◆ Input material ◆
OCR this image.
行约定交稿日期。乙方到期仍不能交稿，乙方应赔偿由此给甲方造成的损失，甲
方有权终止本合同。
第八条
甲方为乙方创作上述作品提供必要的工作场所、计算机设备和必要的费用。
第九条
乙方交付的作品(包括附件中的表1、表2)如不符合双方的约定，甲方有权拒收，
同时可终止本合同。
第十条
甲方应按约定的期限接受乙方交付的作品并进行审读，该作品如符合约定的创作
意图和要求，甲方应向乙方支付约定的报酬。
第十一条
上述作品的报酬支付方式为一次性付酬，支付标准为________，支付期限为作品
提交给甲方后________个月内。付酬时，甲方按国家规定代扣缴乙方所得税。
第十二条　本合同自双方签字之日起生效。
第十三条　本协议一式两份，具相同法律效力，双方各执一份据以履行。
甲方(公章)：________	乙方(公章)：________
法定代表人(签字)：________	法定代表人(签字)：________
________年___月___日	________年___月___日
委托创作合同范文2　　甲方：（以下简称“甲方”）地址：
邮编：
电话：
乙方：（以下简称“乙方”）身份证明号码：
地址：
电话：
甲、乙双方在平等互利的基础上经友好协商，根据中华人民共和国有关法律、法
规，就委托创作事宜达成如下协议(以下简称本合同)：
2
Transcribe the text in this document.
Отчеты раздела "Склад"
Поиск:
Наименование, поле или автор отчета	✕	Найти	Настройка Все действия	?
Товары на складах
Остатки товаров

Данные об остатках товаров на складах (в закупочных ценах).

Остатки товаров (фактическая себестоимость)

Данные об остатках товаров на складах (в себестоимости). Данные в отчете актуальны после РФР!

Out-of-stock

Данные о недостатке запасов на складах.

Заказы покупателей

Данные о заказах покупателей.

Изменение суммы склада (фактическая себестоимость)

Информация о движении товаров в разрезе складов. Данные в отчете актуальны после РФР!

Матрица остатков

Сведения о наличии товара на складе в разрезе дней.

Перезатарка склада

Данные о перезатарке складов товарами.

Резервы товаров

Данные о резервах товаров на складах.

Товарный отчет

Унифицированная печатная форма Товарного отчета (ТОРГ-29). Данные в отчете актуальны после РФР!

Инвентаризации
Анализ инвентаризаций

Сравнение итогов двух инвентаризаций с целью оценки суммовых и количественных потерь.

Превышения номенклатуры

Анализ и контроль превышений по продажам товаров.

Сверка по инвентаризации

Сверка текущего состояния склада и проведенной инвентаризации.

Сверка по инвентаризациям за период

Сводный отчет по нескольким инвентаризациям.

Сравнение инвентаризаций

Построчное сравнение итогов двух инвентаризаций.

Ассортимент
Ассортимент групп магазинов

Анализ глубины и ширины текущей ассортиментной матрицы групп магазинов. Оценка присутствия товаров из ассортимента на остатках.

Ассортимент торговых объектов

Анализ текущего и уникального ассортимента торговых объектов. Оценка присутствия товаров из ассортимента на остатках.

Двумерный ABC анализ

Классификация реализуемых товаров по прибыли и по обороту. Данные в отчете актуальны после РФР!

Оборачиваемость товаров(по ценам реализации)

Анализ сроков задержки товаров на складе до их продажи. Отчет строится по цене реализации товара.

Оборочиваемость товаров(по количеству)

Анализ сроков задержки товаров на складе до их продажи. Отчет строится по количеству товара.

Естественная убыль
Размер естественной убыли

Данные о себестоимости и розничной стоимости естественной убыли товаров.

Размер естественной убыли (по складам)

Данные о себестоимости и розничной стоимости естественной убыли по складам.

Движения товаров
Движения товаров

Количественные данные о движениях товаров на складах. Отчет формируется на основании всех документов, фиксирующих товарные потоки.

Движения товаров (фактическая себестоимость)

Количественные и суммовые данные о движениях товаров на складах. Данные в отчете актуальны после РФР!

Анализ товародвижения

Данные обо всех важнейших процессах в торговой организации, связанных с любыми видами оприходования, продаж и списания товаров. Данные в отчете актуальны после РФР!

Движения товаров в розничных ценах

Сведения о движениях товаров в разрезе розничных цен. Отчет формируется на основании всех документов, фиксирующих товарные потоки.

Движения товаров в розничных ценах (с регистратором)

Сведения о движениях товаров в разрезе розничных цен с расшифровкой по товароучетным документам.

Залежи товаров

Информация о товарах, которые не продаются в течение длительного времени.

◆ Problem ◆
Reproduce the material above exactly; please quote every line of it.

◆ Exercise result ◆
OCR this image.
行约定交稿日期。乙方到期仍不能交稿，乙方应赔偿由此给甲方造成的损失，甲
方有权终止本合同。
第八条
甲方为乙方创作上述作品提供必要的工作场所、计算机设备和必要的费用。
第九条
乙方交付的作品(包括附件中的表1、表2)如不符合双方的约定，甲方有权拒收，
同时可终止本合同。
第十条
甲方应按约定的期限接受乙方交付的作品并进行审读，该作品如符合约定的创作
意图和要求，甲方应向乙方支付约定的报酬。
第十一条
上述作品的报酬支付方式为一次性付酬，支付标准为________，支付期限为作品
提交给甲方后________个月内。付酬时，甲方按国家规定代扣缴乙方所得税。
第十二条　本合同自双方签字之日起生效。
第十三条　本协议一式两份，具相同法律效力，双方各执一份据以履行。
甲方(公章)：________	乙方(公章)：________
法定代表人(签字)：________	法定代表人(签字)：________
________年___月___日	________年___月___日
委托创作合同范文2　　甲方：（以下简称“甲方”）地址：
邮编：
电话：
乙方：（以下简称“乙方”）身份证明号码：
地址：
电话：
甲、乙双方在平等互利的基础上经友好协商，根据中华人民共和国有关法律、法
规，就委托创作事宜达成如下协议(以下简称本合同)：
2
Transcribe the text in this document.
Отчеты раздела "Склад"
Поиск:
Наименование, поле или автор отчета	✕	Найти	Настройка Все действия	?
Товары на складах
Остатки товаров

Данные об остатках товаров на складах (в закупочных ценах).

Остатки товаров (фактическая себестоимость)

Данные об остатках товаров на складах (в себестоимости). Данные в отчете актуальны после РФР!

Out-of-stock

Данные о недостатке запасов на складах.

Заказы покупателей

Данные о заказах покупателей.

Изменение суммы склада (фактическая себестоимость)

Информация о движении товаров в разрезе складов. Данные в отчете актуальны после РФР!

Матрица остатков

Сведения о наличии товара на складе в разрезе дней.

Перезатарка склада

Данные о перезатарке складов товарами.

Резервы товаров

Данные о резервах товаров на складах.

Товарный отчет

Унифицированная печатная форма Товарного отчета (ТОРГ-29). Данные в отчете актуальны после РФР!

Инвентаризации
Анализ инвентаризаций

Сравнение итогов двух инвентаризаций с целью оценки суммовых и количественных потерь.

Превышения номенклатуры

Анализ и контроль превышений по продажам товаров.

Сверка по инвентаризации

Сверка текущего состояния склада и проведенной инвентаризации.

Сверка по инвентаризациям за период

Сводный отчет по нескольким инвентаризациям.

Сравнение инвентаризаций

Построчное сравнение итогов двух инвентаризаций.

Ассортимент
Ассортимент групп магазинов

Анализ глубины и ширины текущей ассортиментной матрицы групп магазинов. Оценка присутствия товаров из ассортимента на остатках.

Ассортимент торговых объектов

Анализ текущего и уникального ассортимента торговых объектов. Оценка присутствия товаров из ассортимента на остатках.

Двумерный ABC анализ

Классификация реализуемых товаров по прибыли и по обороту. Данные в отчете актуальны после РФР!

Оборачиваемость товаров(по ценам реализации)

Анализ сроков задержки товаров на складе до их продажи. Отчет строится по цене реализации товара.

Оборочиваемость товаров(по количеству)

Анализ сроков задержки товаров на складе до их продажи. Отчет строится по количеству товара.

Естественная убыль
Размер естественной убыли

Данные о себестоимости и розничной стоимости естественной убыли товаров.

Размер естественной убыли (по складам)

Данные о себестоимости и розничной стоимости естественной убыли по складам.

Движения товаров
Движения товаров

Количественные данные о движениях товаров на складах. Отчет формируется на основании всех документов, фиксирующих товарные потоки.

Движения товаров (фактическая себестоимость)

Количественные и суммовые данные о движениях товаров на складах. Данные в отчете актуальны после РФР!

Анализ товародвижения

Данные обо всех важнейших процессах в торговой организации, связанных с любыми видами оприходования, продаж и списания товаров. Данные в отчете актуальны после РФР!

Движения товаров в розничных ценах

Сведения о движениях товаров в разрезе розничных цен. Отчет формируется на основании всех документов, фиксирующих товарные потоки.

Движения товаров в розничных ценах (с регистратором)

Сведения о движениях товаров в разрезе розничных цен с расшифровкой по товароучетным документам.

Залежи товаров

Информация о товарах, которые не продаются в течение длительного времени.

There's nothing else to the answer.